— START OF DATASET ENTRIES —

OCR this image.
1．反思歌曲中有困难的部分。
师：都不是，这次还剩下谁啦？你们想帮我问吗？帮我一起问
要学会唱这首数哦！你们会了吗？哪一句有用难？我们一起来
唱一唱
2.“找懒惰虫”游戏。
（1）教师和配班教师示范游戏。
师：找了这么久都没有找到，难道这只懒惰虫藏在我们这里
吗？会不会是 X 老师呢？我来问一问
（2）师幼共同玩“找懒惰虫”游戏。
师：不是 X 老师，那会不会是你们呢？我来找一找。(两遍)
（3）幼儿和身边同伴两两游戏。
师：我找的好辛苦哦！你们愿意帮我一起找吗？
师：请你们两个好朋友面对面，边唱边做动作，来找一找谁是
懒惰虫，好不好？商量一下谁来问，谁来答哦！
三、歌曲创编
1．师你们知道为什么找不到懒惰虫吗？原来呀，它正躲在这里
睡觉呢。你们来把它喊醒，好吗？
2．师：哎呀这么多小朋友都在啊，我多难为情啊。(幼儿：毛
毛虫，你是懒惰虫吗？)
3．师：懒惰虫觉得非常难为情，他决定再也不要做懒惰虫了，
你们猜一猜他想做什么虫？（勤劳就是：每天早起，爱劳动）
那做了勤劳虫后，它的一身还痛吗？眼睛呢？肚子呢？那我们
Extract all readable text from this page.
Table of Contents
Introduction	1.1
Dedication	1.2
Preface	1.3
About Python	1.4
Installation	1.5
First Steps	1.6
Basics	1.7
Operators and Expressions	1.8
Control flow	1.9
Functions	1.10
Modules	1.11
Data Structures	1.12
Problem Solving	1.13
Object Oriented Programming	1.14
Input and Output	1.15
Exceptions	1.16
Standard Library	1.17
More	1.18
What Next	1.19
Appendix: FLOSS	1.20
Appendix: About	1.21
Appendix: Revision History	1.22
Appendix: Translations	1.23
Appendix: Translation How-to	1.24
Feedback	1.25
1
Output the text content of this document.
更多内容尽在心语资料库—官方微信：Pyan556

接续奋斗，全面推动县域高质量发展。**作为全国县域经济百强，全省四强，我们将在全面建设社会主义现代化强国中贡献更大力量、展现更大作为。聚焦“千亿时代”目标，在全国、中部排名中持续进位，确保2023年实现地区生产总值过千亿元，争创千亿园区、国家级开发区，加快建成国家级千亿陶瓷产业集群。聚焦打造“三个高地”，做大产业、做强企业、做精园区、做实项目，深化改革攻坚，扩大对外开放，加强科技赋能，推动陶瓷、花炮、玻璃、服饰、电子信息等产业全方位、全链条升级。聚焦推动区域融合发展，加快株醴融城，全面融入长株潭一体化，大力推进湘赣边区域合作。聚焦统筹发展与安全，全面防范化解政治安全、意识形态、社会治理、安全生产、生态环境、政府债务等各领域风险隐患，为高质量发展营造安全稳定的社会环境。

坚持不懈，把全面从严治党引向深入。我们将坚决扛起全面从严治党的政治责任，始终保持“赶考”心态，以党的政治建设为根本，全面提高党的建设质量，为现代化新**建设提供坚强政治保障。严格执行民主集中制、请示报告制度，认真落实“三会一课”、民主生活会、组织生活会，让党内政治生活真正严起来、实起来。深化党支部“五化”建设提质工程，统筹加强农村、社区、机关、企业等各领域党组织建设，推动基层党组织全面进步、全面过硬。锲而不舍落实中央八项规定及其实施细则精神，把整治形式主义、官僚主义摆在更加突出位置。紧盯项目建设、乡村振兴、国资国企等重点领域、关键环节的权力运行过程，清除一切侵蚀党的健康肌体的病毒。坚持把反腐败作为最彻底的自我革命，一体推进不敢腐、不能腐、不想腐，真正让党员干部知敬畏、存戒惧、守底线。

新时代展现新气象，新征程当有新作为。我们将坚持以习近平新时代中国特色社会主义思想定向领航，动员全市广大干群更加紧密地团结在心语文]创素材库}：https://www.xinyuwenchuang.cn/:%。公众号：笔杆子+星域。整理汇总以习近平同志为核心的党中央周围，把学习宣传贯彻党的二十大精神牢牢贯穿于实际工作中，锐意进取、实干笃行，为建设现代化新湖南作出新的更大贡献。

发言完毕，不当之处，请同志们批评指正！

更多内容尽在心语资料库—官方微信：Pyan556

— END OF DATASET ENTRIES —

### OBJECTIVE
Reproduce the full listing above, character for character.

### THE RESULT
OCR this image.
1．反思歌曲中有困难的部分。
师：都不是，这次还剩下谁啦？你们想帮我问吗？帮我一起问
要学会唱这首数哦！你们会了吗？哪一句有用难？我们一起来
唱一唱
2.“找懒惰虫”游戏。
（1）教师和配班教师示范游戏。
师：找了这么久都没有找到，难道这只懒惰虫藏在我们这里
吗？会不会是 X 老师呢？我来问一问
（2）师幼共同玩“找懒惰虫”游戏。
师：不是 X 老师，那会不会是你们呢？我来找一找。(两遍)
（3）幼儿和身边同伴两两游戏。
师：我找的好辛苦哦！你们愿意帮我一起找吗？
师：请你们两个好朋友面对面，边唱边做动作，来找一找谁是
懒惰虫，好不好？商量一下谁来问，谁来答哦！
三、歌曲创编
1．师你们知道为什么找不到懒惰虫吗？原来呀，它正躲在这里
睡觉呢。你们来把它喊醒，好吗？
2．师：哎呀这么多小朋友都在啊，我多难为情啊。(幼儿：毛
毛虫，你是懒惰虫吗？)
3．师：懒惰虫觉得非常难为情，他决定再也不要做懒惰虫了，
你们猜一猜他想做什么虫？（勤劳就是：每天早起，爱劳动）
那做了勤劳虫后，它的一身还痛吗？眼睛呢？肚子呢？那我们
Extract all readable text from this page.
Table of Contents
Introduction	1.1
Dedication	1.2
Preface	1.3
About Python	1.4
Installation	1.5
First Steps	1.6
Basics	1.7
Operators and Expressions	1.8
Control flow	1.9
Functions	1.10
Modules	1.11
Data Structures	1.12
Problem Solving	1.13
Object Oriented Programming	1.14
Input and Output	1.15
Exceptions	1.16
Standard Library	1.17
More	1.18
What Next	1.19
Appendix: FLOSS	1.20
Appendix: About	1.21
Appendix: Revision History	1.22
Appendix: Translations	1.23
Appendix: Translation How-to	1.24
Feedback	1.25
1
Output the text content of this document.
更多内容尽在心语资料库—官方微信：Pyan556

接续奋斗，全面推动县域高质量发展。**作为全国县域经济百强，全省四强，我们将在全面建设社会主义现代化强国中贡献更大力量、展现更大作为。聚焦“千亿时代”目标，在全国、中部排名中持续进位，确保2023年实现地区生产总值过千亿元，争创千亿园区、国家级开发区，加快建成国家级千亿陶瓷产业集群。聚焦打造“三个高地”，做大产业、做强企业、做精园区、做实项目，深化改革攻坚，扩大对外开放，加强科技赋能，推动陶瓷、花炮、玻璃、服饰、电子信息等产业全方位、全链条升级。聚焦推动区域融合发展，加快株醴融城，全面融入长株潭一体化，大力推进湘赣边区域合作。聚焦统筹发展与安全，全面防范化解政治安全、意识形态、社会治理、安全生产、生态环境、政府债务等各领域风险隐患，为高质量发展营造安全稳定的社会环境。

坚持不懈，把全面从严治党引向深入。我们将坚决扛起全面从严治党的政治责任，始终保持“赶考”心态，以党的政治建设为根本，全面提高党的建设质量，为现代化新**建设提供坚强政治保障。严格执行民主集中制、请示报告制度，认真落实“三会一课”、民主生活会、组织生活会，让党内政治生活真正严起来、实起来。深化党支部“五化”建设提质工程，统筹加强农村、社区、机关、企业等各领域党组织建设，推动基层党组织全面进步、全面过硬。锲而不舍落实中央八项规定及其实施细则精神，把整治形式主义、官僚主义摆在更加突出位置。紧盯项目建设、乡村振兴、国资国企等重点领域、关键环节的权力运行过程，清除一切侵蚀党的健康肌体的病毒。坚持把反腐败作为最彻底的自我革命，一体推进不敢腐、不能腐、不想腐，真正让党员干部知敬畏、存戒惧、守底线。

新时代展现新气象，新征程当有新作为。我们将坚持以习近平新时代中国特色社会主义思想定向领航，动员全市广大干群更加紧密地团结在心语文]创素材库}：https://www.xinyuwenchuang.cn/:%。公众号：笔杆子+星域。整理汇总以习近平同志为核心的党中央周围，把学习宣传贯彻党的二十大精神牢牢贯穿于实际工作中，锐意进取、实干笃行，为建设现代化新湖南作出新的更大贡献。

发言完毕，不当之处，请同志们批评指正！

更多内容尽在心语资料库—官方微信：Pyan556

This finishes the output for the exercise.